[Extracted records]
— BEGIN —

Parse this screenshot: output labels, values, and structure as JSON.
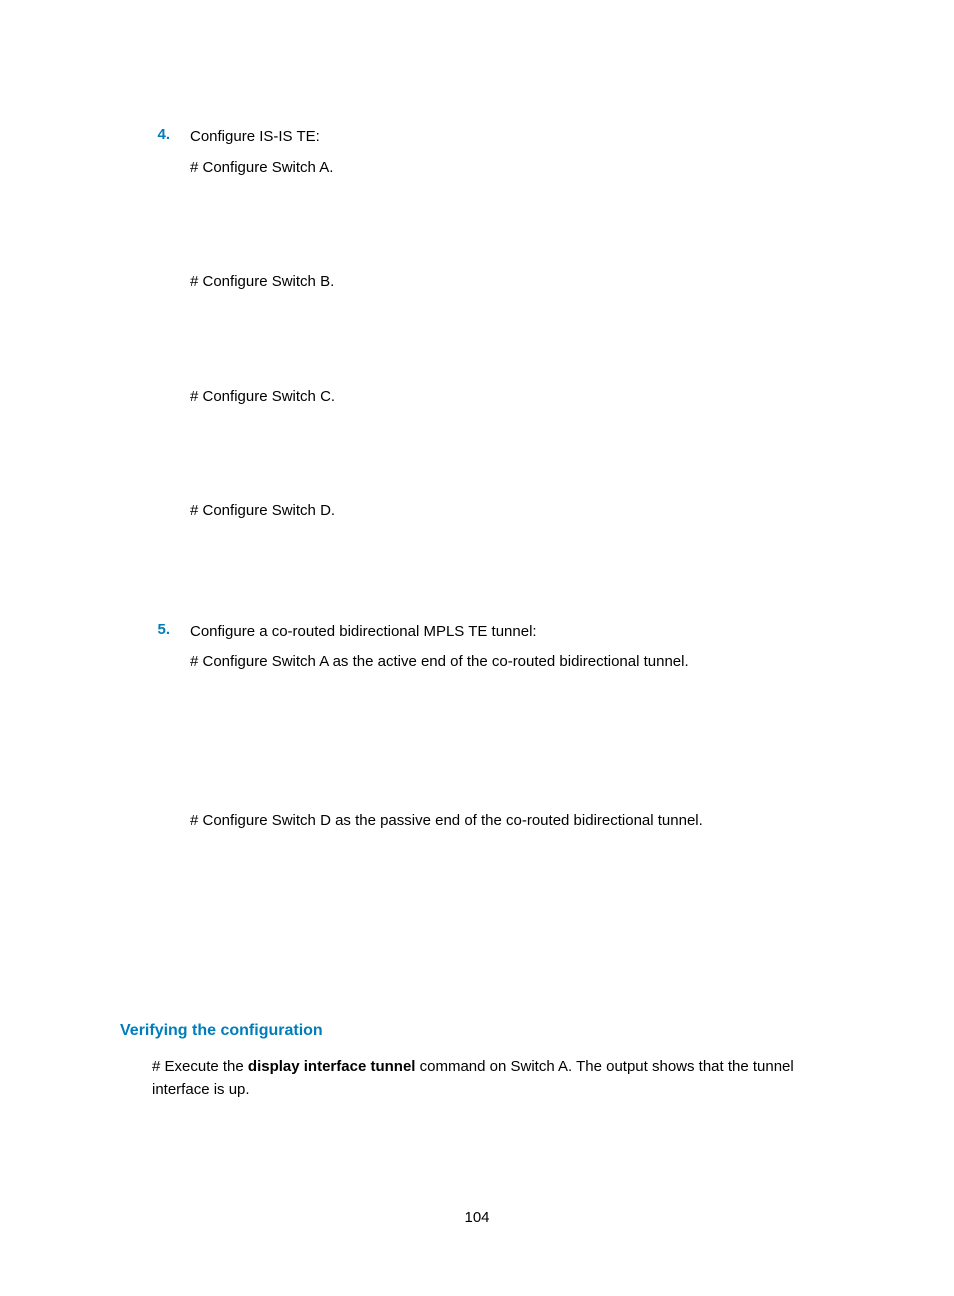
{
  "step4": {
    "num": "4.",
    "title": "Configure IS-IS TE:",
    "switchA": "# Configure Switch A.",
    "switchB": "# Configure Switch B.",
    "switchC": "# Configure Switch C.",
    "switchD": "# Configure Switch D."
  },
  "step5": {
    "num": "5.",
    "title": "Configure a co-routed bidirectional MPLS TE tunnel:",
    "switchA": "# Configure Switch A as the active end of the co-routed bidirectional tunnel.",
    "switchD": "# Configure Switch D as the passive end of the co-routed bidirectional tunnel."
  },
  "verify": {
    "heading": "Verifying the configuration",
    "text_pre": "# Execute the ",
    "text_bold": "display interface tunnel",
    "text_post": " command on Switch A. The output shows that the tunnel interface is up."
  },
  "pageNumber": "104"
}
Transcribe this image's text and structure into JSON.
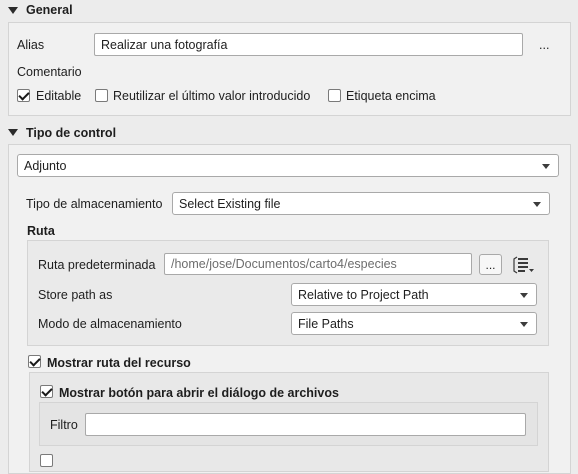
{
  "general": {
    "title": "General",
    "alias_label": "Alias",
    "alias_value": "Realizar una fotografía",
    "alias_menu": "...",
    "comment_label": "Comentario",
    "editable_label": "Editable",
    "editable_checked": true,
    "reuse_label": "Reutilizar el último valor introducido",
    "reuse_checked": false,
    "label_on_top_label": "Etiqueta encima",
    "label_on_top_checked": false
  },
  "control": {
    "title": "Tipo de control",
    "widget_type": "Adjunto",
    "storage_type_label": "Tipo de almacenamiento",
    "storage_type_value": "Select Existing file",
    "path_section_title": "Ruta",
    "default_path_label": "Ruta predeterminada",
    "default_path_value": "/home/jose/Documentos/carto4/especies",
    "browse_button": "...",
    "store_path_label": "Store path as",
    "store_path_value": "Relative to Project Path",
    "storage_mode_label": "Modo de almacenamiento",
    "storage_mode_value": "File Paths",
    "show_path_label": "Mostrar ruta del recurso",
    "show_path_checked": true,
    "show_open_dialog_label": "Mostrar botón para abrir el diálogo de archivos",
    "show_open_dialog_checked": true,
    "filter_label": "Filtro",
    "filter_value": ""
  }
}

— END —

Lines that hold the word "false" are the ones to return, every one of them.

* _Answer to the problem_
    "reuse_checked": false,
    "label_on_top_checked": false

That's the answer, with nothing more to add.